* [Material for the task]:
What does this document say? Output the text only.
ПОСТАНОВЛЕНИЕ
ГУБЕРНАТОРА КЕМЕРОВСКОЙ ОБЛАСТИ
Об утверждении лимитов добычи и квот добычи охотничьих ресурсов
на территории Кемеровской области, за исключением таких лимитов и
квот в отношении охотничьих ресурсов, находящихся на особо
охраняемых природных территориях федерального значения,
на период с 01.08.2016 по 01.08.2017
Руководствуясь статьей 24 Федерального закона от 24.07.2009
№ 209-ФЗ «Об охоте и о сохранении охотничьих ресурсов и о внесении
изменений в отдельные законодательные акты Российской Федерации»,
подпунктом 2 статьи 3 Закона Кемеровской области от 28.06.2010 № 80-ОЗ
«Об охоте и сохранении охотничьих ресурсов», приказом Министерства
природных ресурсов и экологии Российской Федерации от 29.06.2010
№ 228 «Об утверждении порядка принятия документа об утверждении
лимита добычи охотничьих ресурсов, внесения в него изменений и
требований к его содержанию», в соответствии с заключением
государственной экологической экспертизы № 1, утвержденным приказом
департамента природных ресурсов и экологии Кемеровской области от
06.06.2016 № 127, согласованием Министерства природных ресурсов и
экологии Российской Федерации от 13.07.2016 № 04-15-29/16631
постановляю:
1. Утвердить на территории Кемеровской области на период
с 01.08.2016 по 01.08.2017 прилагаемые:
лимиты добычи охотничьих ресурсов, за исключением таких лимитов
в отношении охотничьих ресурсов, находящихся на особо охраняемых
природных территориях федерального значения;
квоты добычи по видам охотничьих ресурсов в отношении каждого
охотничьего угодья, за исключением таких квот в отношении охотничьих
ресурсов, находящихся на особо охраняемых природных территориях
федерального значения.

* [Task to complete]: Scan the material and collect every line that contains "особо".

* [Expected output]:
квот в отношении охотничьих ресурсов, находящихся на особо
в отношении охотничьих ресурсов, находящихся на особо охраняемых
ресурсов, находящихся на особо охраняемых природных территориях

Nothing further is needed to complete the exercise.